(Exercise objective)
Return all of the entries exactly, with nothing added or left out.

■ ■ ■ ■

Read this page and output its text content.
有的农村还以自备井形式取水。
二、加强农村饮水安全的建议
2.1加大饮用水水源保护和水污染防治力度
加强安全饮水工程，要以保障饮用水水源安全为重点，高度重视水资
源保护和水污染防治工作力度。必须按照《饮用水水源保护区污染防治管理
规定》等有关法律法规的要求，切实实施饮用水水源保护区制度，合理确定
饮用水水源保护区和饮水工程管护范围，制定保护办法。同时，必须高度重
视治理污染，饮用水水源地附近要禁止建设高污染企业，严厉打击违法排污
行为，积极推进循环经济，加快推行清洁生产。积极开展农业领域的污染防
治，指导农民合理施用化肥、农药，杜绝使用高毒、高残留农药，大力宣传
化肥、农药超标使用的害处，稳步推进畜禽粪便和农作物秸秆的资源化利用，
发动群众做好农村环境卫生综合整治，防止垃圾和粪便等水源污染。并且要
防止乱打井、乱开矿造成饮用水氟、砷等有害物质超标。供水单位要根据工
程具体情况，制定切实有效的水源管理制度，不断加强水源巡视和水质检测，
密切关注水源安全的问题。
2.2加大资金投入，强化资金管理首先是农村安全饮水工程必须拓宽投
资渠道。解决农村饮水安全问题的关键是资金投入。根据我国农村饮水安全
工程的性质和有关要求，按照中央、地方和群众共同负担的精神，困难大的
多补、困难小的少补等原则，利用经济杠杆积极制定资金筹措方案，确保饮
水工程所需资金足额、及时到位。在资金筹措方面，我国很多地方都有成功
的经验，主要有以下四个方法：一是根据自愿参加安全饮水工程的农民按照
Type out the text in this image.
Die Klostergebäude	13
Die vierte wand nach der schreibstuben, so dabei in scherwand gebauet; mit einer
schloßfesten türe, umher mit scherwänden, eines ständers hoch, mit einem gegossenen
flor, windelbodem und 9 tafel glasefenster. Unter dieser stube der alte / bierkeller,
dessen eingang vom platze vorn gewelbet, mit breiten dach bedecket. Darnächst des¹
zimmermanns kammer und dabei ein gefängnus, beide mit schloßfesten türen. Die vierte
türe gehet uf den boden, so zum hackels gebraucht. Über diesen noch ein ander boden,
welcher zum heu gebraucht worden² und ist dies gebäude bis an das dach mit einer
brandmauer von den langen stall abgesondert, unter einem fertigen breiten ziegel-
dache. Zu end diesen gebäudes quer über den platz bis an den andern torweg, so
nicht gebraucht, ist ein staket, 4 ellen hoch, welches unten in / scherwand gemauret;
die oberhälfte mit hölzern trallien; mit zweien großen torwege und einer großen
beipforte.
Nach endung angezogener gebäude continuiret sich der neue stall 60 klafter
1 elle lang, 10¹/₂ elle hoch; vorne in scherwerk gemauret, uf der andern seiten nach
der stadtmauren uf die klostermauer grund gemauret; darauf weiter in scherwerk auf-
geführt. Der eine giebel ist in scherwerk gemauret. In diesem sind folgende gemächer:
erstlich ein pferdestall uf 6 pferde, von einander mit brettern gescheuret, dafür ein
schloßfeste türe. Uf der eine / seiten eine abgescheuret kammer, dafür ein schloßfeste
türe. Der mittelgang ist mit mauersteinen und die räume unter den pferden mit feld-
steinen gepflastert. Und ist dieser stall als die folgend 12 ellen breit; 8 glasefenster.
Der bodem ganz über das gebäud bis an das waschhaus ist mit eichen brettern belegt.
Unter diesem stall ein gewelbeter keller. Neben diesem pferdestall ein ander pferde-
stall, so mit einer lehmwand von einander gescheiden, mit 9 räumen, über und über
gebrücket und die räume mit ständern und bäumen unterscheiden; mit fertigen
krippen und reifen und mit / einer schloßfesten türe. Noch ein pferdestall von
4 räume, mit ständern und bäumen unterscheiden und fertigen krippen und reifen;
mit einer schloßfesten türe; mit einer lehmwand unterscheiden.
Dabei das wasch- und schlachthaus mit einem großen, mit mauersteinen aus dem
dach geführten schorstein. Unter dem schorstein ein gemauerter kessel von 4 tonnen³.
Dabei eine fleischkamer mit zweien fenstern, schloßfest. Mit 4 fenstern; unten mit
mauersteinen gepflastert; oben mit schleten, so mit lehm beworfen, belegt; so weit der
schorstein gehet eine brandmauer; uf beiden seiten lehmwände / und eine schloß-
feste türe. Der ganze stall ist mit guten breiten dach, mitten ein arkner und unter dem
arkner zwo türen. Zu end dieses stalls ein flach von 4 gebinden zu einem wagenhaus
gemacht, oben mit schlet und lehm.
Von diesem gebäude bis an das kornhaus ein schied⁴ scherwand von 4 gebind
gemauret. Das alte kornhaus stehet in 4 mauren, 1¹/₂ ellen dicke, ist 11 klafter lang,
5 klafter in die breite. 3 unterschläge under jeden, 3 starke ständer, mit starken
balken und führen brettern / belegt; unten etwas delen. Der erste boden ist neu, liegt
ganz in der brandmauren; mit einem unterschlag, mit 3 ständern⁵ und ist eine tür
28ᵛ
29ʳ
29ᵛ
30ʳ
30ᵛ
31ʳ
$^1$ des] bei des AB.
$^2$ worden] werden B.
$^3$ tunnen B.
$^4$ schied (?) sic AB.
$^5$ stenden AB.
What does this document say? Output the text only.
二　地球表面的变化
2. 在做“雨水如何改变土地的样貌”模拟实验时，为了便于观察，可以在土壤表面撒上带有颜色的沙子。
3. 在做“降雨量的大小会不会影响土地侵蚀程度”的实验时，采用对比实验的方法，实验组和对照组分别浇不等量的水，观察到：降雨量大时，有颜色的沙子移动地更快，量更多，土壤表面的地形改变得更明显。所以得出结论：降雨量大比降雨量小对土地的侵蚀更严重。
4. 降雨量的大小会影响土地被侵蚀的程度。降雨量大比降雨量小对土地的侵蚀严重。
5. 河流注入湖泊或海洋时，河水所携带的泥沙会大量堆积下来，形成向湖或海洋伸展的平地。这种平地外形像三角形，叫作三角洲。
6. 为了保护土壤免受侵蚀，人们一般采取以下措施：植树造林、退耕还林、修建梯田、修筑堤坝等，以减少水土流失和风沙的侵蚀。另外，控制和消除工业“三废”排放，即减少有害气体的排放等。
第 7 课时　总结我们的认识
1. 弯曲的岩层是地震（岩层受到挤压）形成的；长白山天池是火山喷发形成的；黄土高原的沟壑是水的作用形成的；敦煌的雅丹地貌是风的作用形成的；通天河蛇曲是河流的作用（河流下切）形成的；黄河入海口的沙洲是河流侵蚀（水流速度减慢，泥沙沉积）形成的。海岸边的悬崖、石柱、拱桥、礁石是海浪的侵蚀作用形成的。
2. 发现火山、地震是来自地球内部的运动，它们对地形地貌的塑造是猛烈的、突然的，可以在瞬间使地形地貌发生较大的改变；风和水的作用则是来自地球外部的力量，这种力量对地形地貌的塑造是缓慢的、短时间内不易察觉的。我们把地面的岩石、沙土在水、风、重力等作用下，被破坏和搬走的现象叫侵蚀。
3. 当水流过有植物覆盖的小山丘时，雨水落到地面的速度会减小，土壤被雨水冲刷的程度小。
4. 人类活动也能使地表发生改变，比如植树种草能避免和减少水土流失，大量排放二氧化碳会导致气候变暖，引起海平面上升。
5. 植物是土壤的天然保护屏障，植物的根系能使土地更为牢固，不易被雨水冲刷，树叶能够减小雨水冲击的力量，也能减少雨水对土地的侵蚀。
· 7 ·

■ ■ ■ ■

(Reply to the exercise)
Read this page and output its text content.
有的农村还以自备井形式取水。
二、加强农村饮水安全的建议
2.1加大饮用水水源保护和水污染防治力度
加强安全饮水工程，要以保障饮用水水源安全为重点，高度重视水资
源保护和水污染防治工作力度。必须按照《饮用水水源保护区污染防治管理
规定》等有关法律法规的要求，切实实施饮用水水源保护区制度，合理确定
饮用水水源保护区和饮水工程管护范围，制定保护办法。同时，必须高度重
视治理污染，饮用水水源地附近要禁止建设高污染企业，严厉打击违法排污
行为，积极推进循环经济，加快推行清洁生产。积极开展农业领域的污染防
治，指导农民合理施用化肥、农药，杜绝使用高毒、高残留农药，大力宣传
化肥、农药超标使用的害处，稳步推进畜禽粪便和农作物秸秆的资源化利用，
发动群众做好农村环境卫生综合整治，防止垃圾和粪便等水源污染。并且要
防止乱打井、乱开矿造成饮用水氟、砷等有害物质超标。供水单位要根据工
程具体情况，制定切实有效的水源管理制度，不断加强水源巡视和水质检测，
密切关注水源安全的问题。
2.2加大资金投入，强化资金管理首先是农村安全饮水工程必须拓宽投
资渠道。解决农村饮水安全问题的关键是资金投入。根据我国农村饮水安全
工程的性质和有关要求，按照中央、地方和群众共同负担的精神，困难大的
多补、困难小的少补等原则，利用经济杠杆积极制定资金筹措方案，确保饮
水工程所需资金足额、及时到位。在资金筹措方面，我国很多地方都有成功
的经验，主要有以下四个方法：一是根据自愿参加安全饮水工程的农民按照
Type out the text in this image.
Die Klostergebäude	13
Die vierte wand nach der schreibstuben, so dabei in scherwand gebauet; mit einer
schloßfesten türe, umher mit scherwänden, eines ständers hoch, mit einem gegossenen
flor, windelbodem und 9 tafel glasefenster. Unter dieser stube der alte / bierkeller,
dessen eingang vom platze vorn gewelbet, mit breiten dach bedecket. Darnächst des¹
zimmermanns kammer und dabei ein gefängnus, beide mit schloßfesten türen. Die vierte
türe gehet uf den boden, so zum hackels gebraucht. Über diesen noch ein ander boden,
welcher zum heu gebraucht worden² und ist dies gebäude bis an das dach mit einer
brandmauer von den langen stall abgesondert, unter einem fertigen breiten ziegel-
dache. Zu end diesen gebäudes quer über den platz bis an den andern torweg, so
nicht gebraucht, ist ein staket, 4 ellen hoch, welches unten in / scherwand gemauret;
die oberhälfte mit hölzern trallien; mit zweien großen torwege und einer großen
beipforte.
Nach endung angezogener gebäude continuiret sich der neue stall 60 klafter
1 elle lang, 10¹/₂ elle hoch; vorne in scherwerk gemauret, uf der andern seiten nach
der stadtmauren uf die klostermauer grund gemauret; darauf weiter in scherwerk auf-
geführt. Der eine giebel ist in scherwerk gemauret. In diesem sind folgende gemächer:
erstlich ein pferdestall uf 6 pferde, von einander mit brettern gescheuret, dafür ein
schloßfeste türe. Uf der eine / seiten eine abgescheuret kammer, dafür ein schloßfeste
türe. Der mittelgang ist mit mauersteinen und die räume unter den pferden mit feld-
steinen gepflastert. Und ist dieser stall als die folgend 12 ellen breit; 8 glasefenster.
Der bodem ganz über das gebäud bis an das waschhaus ist mit eichen brettern belegt.
Unter diesem stall ein gewelbeter keller. Neben diesem pferdestall ein ander pferde-
stall, so mit einer lehmwand von einander gescheiden, mit 9 räumen, über und über
gebrücket und die räume mit ständern und bäumen unterscheiden; mit fertigen
krippen und reifen und mit / einer schloßfesten türe. Noch ein pferdestall von
4 räume, mit ständern und bäumen unterscheiden und fertigen krippen und reifen;
mit einer schloßfesten türe; mit einer lehmwand unterscheiden.
Dabei das wasch- und schlachthaus mit einem großen, mit mauersteinen aus dem
dach geführten schorstein. Unter dem schorstein ein gemauerter kessel von 4 tonnen³.
Dabei eine fleischkamer mit zweien fenstern, schloßfest. Mit 4 fenstern; unten mit
mauersteinen gepflastert; oben mit schleten, so mit lehm beworfen, belegt; so weit der
schorstein gehet eine brandmauer; uf beiden seiten lehmwände / und eine schloß-
feste türe. Der ganze stall ist mit guten breiten dach, mitten ein arkner und unter dem
arkner zwo türen. Zu end dieses stalls ein flach von 4 gebinden zu einem wagenhaus
gemacht, oben mit schlet und lehm.
Von diesem gebäude bis an das kornhaus ein schied⁴ scherwand von 4 gebind
gemauret. Das alte kornhaus stehet in 4 mauren, 1¹/₂ ellen dicke, ist 11 klafter lang,
5 klafter in die breite. 3 unterschläge under jeden, 3 starke ständer, mit starken
balken und führen brettern / belegt; unten etwas delen. Der erste boden ist neu, liegt
ganz in der brandmauren; mit einem unterschlag, mit 3 ständern⁵ und ist eine tür
28ᵛ
29ʳ
29ᵛ
30ʳ
30ᵛ
31ʳ
$^1$ des] bei des AB.
$^2$ worden] werden B.
$^3$ tunnen B.
$^4$ schied (?) sic AB.
$^5$ stenden AB.
What does this document say? Output the text only.
二　地球表面的变化
2. 在做“雨水如何改变土地的样貌”模拟实验时，为了便于观察，可以在土壤表面撒上带有颜色的沙子。
3. 在做“降雨量的大小会不会影响土地侵蚀程度”的实验时，采用对比实验的方法，实验组和对照组分别浇不等量的水，观察到：降雨量大时，有颜色的沙子移动地更快，量更多，土壤表面的地形改变得更明显。所以得出结论：降雨量大比降雨量小对土地的侵蚀更严重。
4. 降雨量的大小会影响土地被侵蚀的程度。降雨量大比降雨量小对土地的侵蚀严重。
5. 河流注入湖泊或海洋时，河水所携带的泥沙会大量堆积下来，形成向湖或海洋伸展的平地。这种平地外形像三角形，叫作三角洲。
6. 为了保护土壤免受侵蚀，人们一般采取以下措施：植树造林、退耕还林、修建梯田、修筑堤坝等，以减少水土流失和风沙的侵蚀。另外，控制和消除工业“三废”排放，即减少有害气体的排放等。
第 7 课时　总结我们的认识
1. 弯曲的岩层是地震（岩层受到挤压）形成的；长白山天池是火山喷发形成的；黄土高原的沟壑是水的作用形成的；敦煌的雅丹地貌是风的作用形成的；通天河蛇曲是河流的作用（河流下切）形成的；黄河入海口的沙洲是河流侵蚀（水流速度减慢，泥沙沉积）形成的。海岸边的悬崖、石柱、拱桥、礁石是海浪的侵蚀作用形成的。
2. 发现火山、地震是来自地球内部的运动，它们对地形地貌的塑造是猛烈的、突然的，可以在瞬间使地形地貌发生较大的改变；风和水的作用则是来自地球外部的力量，这种力量对地形地貌的塑造是缓慢的、短时间内不易察觉的。我们把地面的岩石、沙土在水、风、重力等作用下，被破坏和搬走的现象叫侵蚀。
3. 当水流过有植物覆盖的小山丘时，雨水落到地面的速度会减小，土壤被雨水冲刷的程度小。
4. 人类活动也能使地表发生改变，比如植树种草能避免和减少水土流失，大量排放二氧化碳会导致气候变暖，引起海平面上升。
5. 植物是土壤的天然保护屏障，植物的根系能使土地更为牢固，不易被雨水冲刷，树叶能够减小雨水冲击的力量，也能减少雨水对土地的侵蚀。
· 7 ·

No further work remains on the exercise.